* **What is being asked**
Single out the lines of the material that contain "description" and copy them.

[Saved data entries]
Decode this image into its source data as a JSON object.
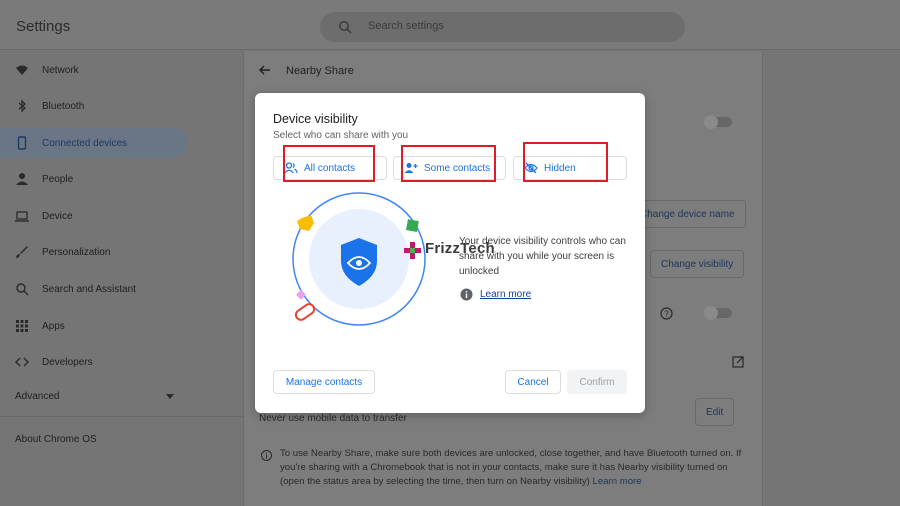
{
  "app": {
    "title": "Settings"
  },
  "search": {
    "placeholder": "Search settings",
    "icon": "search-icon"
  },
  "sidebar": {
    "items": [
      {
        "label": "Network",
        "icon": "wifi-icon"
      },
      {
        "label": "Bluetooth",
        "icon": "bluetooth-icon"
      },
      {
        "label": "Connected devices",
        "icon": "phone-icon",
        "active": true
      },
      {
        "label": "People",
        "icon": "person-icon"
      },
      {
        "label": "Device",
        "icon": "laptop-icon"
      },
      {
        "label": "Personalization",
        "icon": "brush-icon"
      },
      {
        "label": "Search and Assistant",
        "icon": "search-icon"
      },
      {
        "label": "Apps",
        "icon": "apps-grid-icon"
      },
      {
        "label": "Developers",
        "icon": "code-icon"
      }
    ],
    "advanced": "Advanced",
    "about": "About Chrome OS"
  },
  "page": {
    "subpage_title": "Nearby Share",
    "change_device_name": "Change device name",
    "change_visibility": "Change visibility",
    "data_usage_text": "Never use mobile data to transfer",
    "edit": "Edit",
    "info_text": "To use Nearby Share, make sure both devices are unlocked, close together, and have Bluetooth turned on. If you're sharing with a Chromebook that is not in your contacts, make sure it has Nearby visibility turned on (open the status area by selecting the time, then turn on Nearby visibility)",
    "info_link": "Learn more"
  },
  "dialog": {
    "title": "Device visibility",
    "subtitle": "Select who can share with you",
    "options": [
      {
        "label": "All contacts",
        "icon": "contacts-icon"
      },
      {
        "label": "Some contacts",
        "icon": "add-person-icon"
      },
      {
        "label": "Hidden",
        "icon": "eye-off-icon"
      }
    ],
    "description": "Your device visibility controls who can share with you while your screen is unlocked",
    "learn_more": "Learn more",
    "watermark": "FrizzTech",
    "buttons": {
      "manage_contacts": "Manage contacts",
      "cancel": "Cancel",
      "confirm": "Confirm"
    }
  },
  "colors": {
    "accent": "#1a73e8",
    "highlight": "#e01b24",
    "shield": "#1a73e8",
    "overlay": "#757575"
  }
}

==

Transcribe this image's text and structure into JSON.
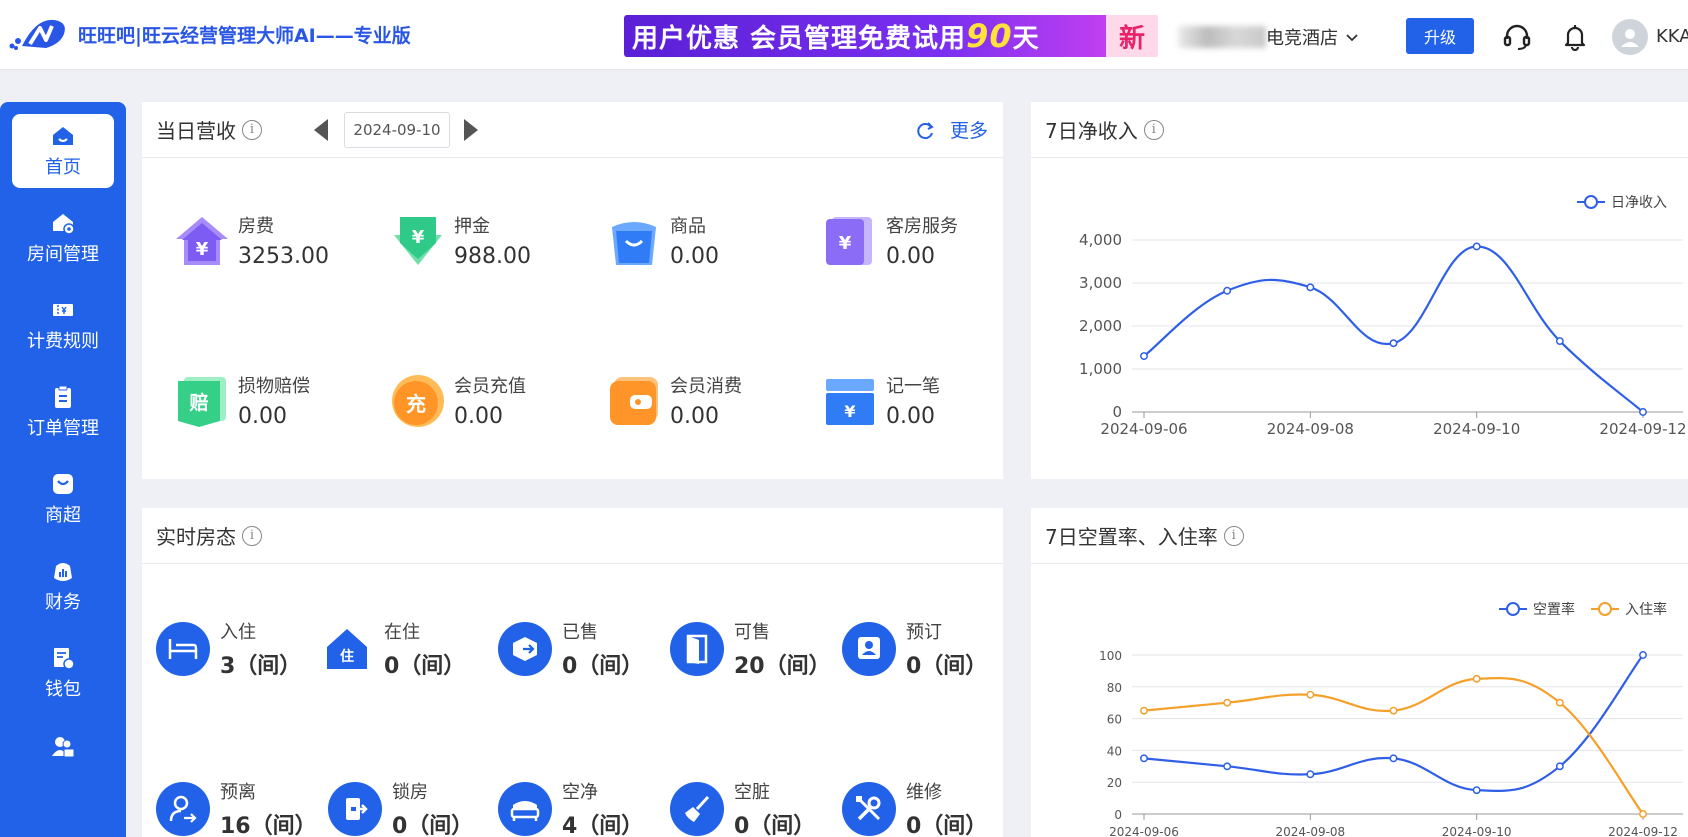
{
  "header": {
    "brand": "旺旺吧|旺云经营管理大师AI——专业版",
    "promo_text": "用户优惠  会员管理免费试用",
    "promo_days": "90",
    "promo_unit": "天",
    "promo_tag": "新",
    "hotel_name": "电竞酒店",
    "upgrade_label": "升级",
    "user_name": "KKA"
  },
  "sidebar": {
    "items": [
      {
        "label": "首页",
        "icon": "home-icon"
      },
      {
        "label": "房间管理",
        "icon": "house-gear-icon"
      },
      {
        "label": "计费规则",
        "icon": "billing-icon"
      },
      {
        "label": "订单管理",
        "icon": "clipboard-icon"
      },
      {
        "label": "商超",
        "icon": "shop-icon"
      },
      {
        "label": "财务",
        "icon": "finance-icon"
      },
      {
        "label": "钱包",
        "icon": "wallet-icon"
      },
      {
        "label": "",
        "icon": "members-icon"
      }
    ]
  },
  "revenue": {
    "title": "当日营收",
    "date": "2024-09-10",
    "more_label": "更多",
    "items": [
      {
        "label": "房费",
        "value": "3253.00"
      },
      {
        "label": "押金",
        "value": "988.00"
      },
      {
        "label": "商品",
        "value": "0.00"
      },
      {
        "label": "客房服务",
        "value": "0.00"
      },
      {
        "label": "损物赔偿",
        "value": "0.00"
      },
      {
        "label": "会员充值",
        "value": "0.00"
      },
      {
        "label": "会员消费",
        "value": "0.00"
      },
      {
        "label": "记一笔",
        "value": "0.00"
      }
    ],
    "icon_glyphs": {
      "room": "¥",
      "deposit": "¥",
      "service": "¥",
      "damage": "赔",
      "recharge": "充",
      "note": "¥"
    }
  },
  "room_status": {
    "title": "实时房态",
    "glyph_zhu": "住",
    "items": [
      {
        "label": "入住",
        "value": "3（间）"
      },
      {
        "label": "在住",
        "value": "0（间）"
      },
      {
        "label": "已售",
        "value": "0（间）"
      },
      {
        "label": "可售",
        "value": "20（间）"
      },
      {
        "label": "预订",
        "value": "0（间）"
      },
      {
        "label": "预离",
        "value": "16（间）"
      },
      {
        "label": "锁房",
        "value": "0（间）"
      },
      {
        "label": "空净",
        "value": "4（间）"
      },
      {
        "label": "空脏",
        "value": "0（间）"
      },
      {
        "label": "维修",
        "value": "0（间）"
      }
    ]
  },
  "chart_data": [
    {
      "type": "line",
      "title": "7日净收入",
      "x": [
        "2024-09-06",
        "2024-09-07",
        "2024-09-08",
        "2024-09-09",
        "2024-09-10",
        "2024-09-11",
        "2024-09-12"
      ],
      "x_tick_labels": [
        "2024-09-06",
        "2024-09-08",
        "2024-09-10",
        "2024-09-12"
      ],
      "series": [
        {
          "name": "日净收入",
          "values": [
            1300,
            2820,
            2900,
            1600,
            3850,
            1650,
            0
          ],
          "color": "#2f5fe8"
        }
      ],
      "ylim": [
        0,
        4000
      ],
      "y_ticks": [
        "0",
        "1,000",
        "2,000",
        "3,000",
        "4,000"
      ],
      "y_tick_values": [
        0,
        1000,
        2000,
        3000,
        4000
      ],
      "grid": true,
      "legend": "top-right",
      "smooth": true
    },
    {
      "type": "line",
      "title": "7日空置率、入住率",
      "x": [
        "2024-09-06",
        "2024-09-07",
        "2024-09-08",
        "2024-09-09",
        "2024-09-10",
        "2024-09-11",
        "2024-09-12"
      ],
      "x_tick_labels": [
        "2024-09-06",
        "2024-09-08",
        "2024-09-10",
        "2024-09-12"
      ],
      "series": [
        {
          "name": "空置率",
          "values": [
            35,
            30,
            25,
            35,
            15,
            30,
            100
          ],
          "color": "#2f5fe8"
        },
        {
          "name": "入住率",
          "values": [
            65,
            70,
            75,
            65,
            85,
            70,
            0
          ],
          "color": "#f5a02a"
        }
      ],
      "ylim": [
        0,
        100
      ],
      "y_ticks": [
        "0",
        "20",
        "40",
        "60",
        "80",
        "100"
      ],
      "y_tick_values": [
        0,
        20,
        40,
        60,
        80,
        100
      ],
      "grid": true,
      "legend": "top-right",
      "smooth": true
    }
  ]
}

...

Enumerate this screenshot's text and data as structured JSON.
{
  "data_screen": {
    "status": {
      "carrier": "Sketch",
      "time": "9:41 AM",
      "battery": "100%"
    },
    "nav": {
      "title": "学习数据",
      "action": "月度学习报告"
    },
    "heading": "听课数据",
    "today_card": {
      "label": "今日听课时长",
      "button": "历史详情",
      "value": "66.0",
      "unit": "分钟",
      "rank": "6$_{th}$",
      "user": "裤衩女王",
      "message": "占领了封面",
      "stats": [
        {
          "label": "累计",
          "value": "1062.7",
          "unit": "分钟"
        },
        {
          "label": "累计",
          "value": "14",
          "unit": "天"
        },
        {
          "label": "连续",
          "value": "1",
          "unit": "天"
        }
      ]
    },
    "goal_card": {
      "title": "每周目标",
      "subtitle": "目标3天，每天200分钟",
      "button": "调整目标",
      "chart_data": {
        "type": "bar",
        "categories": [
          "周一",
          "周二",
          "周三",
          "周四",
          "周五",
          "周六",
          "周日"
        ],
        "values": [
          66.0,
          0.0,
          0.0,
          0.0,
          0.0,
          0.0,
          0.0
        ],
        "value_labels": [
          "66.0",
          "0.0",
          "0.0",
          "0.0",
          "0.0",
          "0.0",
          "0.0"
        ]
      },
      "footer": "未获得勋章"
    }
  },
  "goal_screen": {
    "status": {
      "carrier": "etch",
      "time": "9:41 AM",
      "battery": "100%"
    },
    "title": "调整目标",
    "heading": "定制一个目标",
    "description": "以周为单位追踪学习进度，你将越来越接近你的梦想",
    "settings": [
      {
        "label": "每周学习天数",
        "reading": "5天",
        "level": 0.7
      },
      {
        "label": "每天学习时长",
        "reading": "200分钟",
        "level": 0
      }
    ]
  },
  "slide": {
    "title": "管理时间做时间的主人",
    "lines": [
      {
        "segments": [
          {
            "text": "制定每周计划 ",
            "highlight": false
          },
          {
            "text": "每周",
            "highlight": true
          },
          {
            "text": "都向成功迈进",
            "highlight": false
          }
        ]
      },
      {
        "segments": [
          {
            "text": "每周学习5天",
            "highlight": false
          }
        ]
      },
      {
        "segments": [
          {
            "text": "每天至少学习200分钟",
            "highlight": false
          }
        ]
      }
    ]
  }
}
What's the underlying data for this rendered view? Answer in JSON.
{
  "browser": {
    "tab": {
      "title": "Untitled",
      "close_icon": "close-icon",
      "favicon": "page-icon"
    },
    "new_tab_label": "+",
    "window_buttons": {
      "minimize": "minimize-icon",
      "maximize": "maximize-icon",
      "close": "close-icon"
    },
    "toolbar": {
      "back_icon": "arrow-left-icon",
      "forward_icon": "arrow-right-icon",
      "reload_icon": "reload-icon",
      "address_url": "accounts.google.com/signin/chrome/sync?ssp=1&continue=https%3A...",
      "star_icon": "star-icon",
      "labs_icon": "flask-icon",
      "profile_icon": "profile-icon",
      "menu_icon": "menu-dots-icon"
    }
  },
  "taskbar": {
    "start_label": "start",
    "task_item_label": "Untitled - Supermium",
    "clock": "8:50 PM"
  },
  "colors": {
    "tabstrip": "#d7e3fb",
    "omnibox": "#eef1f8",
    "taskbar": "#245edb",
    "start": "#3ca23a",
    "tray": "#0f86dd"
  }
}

* **Reply**
    "description": "Your device visibility controls who can share with you while your screen is unlocked",
    "description": "以周为单位追踪学习进度，你将越来越接近你的梦想",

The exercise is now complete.